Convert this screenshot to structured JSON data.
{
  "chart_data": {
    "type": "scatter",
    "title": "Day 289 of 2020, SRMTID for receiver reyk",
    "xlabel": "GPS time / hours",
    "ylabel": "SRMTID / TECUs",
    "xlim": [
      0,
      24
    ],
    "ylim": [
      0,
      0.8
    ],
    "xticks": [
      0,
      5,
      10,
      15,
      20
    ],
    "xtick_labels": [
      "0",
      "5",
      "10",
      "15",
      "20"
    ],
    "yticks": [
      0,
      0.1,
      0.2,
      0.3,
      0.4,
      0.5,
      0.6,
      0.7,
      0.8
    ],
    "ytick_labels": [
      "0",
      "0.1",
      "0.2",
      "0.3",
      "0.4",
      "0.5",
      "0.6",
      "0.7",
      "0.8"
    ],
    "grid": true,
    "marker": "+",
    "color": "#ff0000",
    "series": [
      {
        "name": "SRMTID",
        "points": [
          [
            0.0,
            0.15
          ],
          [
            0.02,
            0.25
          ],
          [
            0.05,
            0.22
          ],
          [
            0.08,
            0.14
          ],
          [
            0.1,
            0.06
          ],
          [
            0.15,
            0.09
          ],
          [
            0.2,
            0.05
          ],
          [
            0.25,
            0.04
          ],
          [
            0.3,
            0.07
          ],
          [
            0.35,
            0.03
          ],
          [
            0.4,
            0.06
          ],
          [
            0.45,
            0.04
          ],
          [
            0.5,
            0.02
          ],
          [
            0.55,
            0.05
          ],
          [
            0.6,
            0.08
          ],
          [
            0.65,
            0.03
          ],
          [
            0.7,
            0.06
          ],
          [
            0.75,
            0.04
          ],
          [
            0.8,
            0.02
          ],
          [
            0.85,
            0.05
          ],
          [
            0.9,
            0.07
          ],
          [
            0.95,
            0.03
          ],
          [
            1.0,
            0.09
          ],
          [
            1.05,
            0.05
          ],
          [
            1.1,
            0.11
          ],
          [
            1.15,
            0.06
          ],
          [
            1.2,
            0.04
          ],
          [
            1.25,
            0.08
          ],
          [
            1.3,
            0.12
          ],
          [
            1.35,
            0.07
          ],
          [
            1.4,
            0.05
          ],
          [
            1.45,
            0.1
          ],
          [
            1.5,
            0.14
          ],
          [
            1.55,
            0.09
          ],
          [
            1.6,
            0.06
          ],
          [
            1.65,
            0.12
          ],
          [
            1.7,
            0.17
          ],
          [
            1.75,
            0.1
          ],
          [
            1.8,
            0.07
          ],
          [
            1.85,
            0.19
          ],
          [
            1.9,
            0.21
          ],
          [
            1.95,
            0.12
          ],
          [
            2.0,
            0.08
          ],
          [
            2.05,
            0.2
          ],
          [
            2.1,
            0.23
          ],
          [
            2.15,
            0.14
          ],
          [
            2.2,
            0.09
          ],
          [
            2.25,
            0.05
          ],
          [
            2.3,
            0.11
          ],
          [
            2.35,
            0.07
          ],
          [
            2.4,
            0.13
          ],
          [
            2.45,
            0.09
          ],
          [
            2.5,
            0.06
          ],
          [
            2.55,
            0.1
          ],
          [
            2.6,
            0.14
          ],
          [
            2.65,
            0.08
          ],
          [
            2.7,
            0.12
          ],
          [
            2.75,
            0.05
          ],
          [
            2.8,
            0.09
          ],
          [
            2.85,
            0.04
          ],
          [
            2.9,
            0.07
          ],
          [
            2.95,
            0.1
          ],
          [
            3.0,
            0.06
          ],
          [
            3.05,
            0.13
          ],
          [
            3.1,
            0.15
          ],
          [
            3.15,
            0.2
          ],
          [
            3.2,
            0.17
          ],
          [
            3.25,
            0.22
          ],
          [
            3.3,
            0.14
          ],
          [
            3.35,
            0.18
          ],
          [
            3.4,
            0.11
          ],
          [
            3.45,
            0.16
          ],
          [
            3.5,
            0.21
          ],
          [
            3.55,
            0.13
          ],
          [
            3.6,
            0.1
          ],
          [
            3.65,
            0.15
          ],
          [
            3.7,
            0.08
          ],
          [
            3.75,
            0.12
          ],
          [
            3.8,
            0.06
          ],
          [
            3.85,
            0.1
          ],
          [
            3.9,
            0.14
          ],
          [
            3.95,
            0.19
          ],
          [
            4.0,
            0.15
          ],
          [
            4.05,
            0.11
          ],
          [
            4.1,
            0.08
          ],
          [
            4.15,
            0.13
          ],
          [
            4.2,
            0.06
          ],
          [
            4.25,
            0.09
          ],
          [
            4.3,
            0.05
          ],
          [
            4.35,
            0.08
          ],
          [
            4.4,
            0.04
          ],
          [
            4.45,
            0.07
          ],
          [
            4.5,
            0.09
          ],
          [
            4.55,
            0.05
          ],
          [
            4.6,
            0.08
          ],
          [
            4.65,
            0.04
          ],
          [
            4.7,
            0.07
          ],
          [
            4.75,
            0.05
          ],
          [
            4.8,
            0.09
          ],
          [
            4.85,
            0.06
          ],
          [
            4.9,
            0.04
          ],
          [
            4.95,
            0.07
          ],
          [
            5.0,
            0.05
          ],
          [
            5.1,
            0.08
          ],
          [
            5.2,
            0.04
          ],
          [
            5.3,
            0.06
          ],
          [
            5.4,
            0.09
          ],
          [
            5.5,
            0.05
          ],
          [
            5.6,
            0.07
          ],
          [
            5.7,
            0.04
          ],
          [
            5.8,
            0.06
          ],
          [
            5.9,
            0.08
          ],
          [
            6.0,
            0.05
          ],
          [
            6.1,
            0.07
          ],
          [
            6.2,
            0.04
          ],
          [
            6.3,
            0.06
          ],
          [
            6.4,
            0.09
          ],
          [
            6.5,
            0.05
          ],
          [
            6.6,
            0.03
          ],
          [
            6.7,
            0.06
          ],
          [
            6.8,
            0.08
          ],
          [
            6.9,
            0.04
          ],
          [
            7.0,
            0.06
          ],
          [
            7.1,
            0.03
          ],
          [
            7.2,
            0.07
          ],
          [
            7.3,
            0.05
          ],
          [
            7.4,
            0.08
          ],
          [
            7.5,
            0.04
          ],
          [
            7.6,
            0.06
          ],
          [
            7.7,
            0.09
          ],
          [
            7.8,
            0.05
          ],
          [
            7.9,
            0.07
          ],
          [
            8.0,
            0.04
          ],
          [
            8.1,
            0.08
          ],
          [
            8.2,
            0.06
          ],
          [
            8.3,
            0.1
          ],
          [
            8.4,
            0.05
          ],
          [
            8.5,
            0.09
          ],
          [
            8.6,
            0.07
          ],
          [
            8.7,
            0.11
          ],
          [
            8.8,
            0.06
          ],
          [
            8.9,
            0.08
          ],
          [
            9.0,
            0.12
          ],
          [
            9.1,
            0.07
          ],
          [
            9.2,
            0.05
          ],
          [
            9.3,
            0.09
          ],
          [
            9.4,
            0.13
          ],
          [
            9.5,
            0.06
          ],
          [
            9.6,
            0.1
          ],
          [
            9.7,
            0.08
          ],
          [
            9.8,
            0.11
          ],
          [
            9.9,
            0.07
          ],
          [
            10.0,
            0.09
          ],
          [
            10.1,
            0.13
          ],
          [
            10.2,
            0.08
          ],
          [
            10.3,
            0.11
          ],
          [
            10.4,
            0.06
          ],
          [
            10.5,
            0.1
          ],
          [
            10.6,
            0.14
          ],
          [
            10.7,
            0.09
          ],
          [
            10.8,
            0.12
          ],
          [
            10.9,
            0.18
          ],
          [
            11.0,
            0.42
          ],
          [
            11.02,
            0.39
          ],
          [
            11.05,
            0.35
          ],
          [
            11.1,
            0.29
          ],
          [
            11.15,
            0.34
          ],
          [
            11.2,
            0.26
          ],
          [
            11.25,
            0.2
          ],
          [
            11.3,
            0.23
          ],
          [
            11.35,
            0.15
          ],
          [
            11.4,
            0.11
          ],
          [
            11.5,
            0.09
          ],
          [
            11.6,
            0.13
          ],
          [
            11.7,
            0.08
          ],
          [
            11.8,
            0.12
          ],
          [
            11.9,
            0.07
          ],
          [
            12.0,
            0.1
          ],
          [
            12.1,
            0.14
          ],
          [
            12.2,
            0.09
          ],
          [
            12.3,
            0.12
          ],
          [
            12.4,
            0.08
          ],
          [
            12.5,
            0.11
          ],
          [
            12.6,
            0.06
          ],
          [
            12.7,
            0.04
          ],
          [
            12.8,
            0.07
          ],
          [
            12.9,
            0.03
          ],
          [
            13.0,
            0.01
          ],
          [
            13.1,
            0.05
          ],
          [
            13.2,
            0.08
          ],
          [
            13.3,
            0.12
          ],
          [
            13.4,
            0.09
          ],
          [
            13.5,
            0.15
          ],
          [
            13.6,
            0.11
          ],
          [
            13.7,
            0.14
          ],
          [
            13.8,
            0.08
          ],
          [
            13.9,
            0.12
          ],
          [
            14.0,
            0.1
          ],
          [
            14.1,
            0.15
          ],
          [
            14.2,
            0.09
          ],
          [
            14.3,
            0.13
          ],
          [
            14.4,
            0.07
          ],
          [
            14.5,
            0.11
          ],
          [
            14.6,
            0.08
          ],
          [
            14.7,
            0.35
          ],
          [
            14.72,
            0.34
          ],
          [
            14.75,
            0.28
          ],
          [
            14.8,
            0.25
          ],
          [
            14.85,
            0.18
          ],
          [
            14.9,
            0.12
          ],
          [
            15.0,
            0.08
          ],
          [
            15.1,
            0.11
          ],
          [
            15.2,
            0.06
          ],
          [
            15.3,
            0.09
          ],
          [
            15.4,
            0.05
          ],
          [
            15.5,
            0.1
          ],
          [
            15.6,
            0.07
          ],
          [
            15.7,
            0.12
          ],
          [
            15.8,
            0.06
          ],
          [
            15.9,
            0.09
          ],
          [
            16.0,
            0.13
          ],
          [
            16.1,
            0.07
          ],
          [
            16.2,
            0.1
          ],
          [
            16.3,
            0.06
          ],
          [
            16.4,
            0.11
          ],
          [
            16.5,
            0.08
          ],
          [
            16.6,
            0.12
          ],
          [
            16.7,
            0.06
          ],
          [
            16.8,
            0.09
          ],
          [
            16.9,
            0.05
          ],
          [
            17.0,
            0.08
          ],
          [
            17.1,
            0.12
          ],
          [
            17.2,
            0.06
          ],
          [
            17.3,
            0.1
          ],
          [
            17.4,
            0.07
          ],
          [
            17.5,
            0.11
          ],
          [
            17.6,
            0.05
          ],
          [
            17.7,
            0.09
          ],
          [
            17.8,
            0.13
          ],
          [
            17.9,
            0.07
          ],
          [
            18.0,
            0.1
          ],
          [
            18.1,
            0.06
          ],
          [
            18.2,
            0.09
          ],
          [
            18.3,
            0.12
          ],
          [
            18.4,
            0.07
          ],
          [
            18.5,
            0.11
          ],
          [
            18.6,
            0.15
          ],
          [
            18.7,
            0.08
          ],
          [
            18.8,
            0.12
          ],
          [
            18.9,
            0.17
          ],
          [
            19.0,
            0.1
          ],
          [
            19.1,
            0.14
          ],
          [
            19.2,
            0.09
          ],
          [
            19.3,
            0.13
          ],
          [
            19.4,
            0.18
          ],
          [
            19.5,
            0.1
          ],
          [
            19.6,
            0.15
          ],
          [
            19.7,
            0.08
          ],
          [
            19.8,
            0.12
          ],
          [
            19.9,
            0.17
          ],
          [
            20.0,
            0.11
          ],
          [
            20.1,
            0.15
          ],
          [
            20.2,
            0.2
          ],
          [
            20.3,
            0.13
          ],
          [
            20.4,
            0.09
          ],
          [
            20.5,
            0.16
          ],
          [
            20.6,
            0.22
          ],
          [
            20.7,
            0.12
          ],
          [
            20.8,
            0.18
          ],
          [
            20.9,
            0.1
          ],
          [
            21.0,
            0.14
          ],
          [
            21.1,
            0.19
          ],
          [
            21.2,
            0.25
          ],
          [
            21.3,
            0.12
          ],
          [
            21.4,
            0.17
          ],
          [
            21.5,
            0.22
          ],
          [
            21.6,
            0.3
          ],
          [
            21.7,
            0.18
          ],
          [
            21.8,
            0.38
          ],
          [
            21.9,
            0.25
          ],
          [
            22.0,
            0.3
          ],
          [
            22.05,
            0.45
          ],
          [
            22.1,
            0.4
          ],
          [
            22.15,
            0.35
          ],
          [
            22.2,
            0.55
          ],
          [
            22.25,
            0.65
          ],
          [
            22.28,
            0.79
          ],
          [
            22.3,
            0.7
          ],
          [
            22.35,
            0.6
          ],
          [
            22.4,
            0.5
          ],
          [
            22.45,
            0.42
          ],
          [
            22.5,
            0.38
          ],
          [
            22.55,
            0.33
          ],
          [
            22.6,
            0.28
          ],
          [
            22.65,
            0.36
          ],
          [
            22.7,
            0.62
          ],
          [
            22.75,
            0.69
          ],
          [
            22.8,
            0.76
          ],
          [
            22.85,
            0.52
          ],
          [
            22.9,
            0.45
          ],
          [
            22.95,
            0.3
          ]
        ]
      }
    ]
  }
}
======
* TASK INSTRUCTIONS:
Find every line in the records above that holds the word "SRMTID", and copy each one.

* RESPONSE TO THE EXERCISE:
    "title": "Day 289 of 2020, SRMTID for receiver reyk",
    "ylabel": "SRMTID / TECUs",
        "name": "SRMTID",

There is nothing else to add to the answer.